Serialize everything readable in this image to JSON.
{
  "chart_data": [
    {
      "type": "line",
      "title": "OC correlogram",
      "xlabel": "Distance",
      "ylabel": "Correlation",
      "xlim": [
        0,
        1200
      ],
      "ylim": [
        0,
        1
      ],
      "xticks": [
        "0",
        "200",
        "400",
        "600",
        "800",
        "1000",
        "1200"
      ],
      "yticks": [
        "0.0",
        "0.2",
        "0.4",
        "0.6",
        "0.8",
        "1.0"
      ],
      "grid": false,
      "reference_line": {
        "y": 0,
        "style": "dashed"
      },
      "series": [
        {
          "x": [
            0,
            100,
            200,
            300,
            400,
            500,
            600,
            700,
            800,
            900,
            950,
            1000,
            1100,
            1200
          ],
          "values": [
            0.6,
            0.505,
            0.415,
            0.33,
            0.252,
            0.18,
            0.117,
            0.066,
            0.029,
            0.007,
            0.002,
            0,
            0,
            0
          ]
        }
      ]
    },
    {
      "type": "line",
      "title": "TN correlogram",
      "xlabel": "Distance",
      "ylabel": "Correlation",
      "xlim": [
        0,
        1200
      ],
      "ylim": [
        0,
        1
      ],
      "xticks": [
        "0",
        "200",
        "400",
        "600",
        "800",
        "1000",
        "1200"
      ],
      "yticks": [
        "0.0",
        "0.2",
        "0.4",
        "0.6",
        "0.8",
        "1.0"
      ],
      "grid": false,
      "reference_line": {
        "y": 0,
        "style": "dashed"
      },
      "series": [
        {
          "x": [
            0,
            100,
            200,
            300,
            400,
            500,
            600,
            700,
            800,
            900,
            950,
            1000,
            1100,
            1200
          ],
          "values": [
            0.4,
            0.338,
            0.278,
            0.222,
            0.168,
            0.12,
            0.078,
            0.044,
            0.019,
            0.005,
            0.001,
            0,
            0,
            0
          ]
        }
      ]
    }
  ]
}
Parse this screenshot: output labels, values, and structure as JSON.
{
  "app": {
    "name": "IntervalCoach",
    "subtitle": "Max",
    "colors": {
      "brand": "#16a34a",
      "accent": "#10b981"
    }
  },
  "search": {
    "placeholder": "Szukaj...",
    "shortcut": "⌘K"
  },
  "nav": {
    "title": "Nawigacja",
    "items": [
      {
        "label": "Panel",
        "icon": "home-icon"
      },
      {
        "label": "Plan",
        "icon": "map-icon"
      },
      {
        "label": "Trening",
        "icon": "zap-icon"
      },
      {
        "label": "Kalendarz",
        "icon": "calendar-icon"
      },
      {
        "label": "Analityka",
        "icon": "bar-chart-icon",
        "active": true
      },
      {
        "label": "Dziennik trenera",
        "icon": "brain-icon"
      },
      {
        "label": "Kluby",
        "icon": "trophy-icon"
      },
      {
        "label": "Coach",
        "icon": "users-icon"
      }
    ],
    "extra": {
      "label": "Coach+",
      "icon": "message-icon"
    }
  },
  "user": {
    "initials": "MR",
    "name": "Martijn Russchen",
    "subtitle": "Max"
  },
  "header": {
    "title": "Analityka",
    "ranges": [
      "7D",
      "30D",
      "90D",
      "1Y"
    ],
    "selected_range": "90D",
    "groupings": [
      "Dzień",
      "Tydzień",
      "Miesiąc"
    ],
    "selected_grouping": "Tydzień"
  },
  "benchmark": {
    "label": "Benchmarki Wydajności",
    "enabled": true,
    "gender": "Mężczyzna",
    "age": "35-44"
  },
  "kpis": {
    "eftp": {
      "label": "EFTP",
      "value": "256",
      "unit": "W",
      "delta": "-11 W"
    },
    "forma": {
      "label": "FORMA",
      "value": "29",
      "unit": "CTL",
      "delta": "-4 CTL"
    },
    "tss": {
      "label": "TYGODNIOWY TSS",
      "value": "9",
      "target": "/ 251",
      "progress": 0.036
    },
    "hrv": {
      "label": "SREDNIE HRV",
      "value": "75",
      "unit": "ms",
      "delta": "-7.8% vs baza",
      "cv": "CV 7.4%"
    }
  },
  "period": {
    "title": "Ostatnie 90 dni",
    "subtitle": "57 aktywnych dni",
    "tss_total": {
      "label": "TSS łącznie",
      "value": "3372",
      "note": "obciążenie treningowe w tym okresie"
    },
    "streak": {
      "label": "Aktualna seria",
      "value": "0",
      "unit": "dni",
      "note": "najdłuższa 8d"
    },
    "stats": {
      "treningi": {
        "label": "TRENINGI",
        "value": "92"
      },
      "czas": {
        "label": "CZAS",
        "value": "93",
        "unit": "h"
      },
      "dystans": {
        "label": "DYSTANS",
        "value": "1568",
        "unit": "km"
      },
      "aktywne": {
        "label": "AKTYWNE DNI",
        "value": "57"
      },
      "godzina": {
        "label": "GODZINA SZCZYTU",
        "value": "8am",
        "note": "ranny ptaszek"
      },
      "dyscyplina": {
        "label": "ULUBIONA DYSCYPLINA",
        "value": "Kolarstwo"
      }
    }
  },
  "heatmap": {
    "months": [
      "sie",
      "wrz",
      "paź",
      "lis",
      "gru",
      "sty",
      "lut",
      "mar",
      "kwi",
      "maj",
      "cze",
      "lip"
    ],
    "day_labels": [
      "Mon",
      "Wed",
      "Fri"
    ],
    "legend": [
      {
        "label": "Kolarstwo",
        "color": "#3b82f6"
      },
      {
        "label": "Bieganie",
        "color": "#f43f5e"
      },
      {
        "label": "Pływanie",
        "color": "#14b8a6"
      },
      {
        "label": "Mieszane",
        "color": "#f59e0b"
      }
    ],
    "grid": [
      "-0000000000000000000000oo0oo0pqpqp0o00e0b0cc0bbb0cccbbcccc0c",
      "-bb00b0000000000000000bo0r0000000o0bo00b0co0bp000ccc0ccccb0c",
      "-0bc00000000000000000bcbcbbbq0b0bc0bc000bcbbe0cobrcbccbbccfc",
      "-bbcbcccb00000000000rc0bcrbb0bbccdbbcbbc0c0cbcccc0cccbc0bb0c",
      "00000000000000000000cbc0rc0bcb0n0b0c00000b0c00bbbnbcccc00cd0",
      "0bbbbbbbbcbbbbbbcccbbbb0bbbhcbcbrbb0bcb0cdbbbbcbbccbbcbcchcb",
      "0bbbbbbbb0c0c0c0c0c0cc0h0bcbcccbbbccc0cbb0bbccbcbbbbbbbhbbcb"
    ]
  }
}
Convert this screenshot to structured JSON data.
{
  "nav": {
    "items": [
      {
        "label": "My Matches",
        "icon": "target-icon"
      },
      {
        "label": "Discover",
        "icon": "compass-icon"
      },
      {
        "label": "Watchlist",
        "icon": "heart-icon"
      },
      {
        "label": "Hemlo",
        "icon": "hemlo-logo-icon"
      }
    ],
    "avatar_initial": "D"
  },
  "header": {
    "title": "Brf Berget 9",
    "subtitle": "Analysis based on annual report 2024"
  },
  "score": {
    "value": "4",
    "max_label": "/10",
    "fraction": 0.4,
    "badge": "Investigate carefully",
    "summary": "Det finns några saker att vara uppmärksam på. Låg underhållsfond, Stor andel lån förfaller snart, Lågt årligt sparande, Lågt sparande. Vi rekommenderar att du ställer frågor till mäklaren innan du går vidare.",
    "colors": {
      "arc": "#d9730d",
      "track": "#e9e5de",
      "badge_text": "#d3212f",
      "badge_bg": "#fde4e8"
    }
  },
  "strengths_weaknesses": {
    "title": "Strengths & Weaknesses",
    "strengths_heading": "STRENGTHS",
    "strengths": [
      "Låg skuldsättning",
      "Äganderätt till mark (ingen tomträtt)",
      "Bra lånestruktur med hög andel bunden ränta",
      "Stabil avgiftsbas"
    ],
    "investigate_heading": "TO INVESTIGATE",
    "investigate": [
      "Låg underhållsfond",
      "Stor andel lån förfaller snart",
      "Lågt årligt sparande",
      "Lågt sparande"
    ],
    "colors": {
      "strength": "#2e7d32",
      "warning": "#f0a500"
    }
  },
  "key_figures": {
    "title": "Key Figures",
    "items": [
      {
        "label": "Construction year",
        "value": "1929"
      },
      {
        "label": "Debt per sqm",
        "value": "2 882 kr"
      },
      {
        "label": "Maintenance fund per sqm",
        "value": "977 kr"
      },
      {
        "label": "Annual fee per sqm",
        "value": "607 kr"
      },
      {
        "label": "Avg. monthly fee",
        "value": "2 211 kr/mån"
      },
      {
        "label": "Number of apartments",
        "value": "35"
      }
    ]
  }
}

[Given task] Return the line that contains "Convert this screenshot" along with every line after it through the end of the entries, exactly, adding nothing.

[Output for this task]
Convert this screenshot to structured JSON data.
{
  "nav": {
    "items": [
      {
        "label": "My Matches",
        "icon": "target-icon"
      },
      {
        "label": "Discover",
        "icon": "compass-icon"
      },
      {
        "label": "Watchlist",
        "icon": "heart-icon"
      },
      {
        "label": "Hemlo",
        "icon": "hemlo-logo-icon"
      }
    ],
    "avatar_initial": "D"
  },
  "header": {
    "title": "Brf Berget 9",
    "subtitle": "Analysis based on annual report 2024"
  },
  "score": {
    "value": "4",
    "max_label": "/10",
    "fraction": 0.4,
    "badge": "Investigate carefully",
    "summary": "Det finns några saker att vara uppmärksam på. Låg underhållsfond, Stor andel lån förfaller snart, Lågt årligt sparande, Lågt sparande. Vi rekommenderar att du ställer frågor till mäklaren innan du går vidare.",
    "colors": {
      "arc": "#d9730d",
      "track": "#e9e5de",
      "badge_text": "#d3212f",
      "badge_bg": "#fde4e8"
    }
  },
  "strengths_weaknesses": {
    "title": "Strengths & Weaknesses",
    "strengths_heading": "STRENGTHS",
    "strengths": [
      "Låg skuldsättning",
      "Äganderätt till mark (ingen tomträtt)",
      "Bra lånestruktur med hög andel bunden ränta",
      "Stabil avgiftsbas"
    ],
    "investigate_heading": "TO INVESTIGATE",
    "investigate": [
      "Låg underhållsfond",
      "Stor andel lån förfaller snart",
      "Lågt årligt sparande",
      "Lågt sparande"
    ],
    "colors": {
      "strength": "#2e7d32",
      "warning": "#f0a500"
    }
  },
  "key_figures": {
    "title": "Key Figures",
    "items": [
      {
        "label": "Construction year",
        "value": "1929"
      },
      {
        "label": "Debt per sqm",
        "value": "2 882 kr"
      },
      {
        "label": "Maintenance fund per sqm",
        "value": "977 kr"
      },
      {
        "label": "Annual fee per sqm",
        "value": "607 kr"
      },
      {
        "label": "Avg. monthly fee",
        "value": "2 211 kr/mån"
      },
      {
        "label": "Number of apartments",
        "value": "35"
      }
    ]
  }
}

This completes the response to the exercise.